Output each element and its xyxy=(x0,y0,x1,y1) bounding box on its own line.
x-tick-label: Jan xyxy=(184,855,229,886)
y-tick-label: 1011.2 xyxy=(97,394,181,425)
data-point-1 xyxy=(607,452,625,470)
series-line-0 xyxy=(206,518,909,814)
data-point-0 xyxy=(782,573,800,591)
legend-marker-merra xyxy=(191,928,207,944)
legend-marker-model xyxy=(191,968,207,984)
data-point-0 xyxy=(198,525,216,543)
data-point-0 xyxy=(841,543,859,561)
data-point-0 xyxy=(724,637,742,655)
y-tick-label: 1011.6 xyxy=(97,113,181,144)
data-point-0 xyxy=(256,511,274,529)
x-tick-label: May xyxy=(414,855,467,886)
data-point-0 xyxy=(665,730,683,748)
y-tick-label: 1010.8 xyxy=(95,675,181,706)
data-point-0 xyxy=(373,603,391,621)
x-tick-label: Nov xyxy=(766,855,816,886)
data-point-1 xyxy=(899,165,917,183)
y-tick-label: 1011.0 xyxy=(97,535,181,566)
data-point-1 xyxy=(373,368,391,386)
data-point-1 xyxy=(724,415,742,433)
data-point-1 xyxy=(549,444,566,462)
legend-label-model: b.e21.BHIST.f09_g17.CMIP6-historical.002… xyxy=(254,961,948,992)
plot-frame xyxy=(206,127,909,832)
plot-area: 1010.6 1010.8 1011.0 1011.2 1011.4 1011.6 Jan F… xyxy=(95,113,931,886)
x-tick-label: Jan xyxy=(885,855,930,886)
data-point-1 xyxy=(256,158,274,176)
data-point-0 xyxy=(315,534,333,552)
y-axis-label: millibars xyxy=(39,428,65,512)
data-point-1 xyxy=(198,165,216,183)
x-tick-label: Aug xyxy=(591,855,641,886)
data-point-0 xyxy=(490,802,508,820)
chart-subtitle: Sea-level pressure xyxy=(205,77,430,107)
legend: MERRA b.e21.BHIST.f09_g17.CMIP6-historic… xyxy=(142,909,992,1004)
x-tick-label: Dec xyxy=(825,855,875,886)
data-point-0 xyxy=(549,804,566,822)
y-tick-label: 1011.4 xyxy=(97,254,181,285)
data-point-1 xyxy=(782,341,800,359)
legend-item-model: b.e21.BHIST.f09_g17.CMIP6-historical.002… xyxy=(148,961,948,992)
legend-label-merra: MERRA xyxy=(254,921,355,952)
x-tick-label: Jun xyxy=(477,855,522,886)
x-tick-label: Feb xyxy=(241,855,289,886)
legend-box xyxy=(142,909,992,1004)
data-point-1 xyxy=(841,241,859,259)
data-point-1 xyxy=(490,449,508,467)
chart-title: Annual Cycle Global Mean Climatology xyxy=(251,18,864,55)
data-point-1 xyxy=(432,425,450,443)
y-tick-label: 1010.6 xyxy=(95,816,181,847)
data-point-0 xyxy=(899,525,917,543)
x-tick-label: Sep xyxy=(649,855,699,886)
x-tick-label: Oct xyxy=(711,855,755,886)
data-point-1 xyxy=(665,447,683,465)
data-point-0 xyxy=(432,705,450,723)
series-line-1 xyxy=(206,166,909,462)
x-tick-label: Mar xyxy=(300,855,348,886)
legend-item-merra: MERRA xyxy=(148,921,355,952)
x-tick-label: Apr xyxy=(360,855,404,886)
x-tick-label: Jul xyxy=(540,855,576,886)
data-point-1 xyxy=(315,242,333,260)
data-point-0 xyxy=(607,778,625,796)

● Problem details: Reproduce the data above from its first line down through the line containing "legend-marker-model xyxy=(191,968,207,984)", keeping both ends and changing nothing.

● Correct result:
Output each element and its xyxy=(x0,y0,x1,y1) bounding box on its own line.
x-tick-label: Jan xyxy=(184,855,229,886)
y-tick-label: 1011.2 xyxy=(97,394,181,425)
data-point-1 xyxy=(607,452,625,470)
series-line-0 xyxy=(206,518,909,814)
data-point-0 xyxy=(782,573,800,591)
legend-marker-merra xyxy=(191,928,207,944)
legend-marker-model xyxy=(191,968,207,984)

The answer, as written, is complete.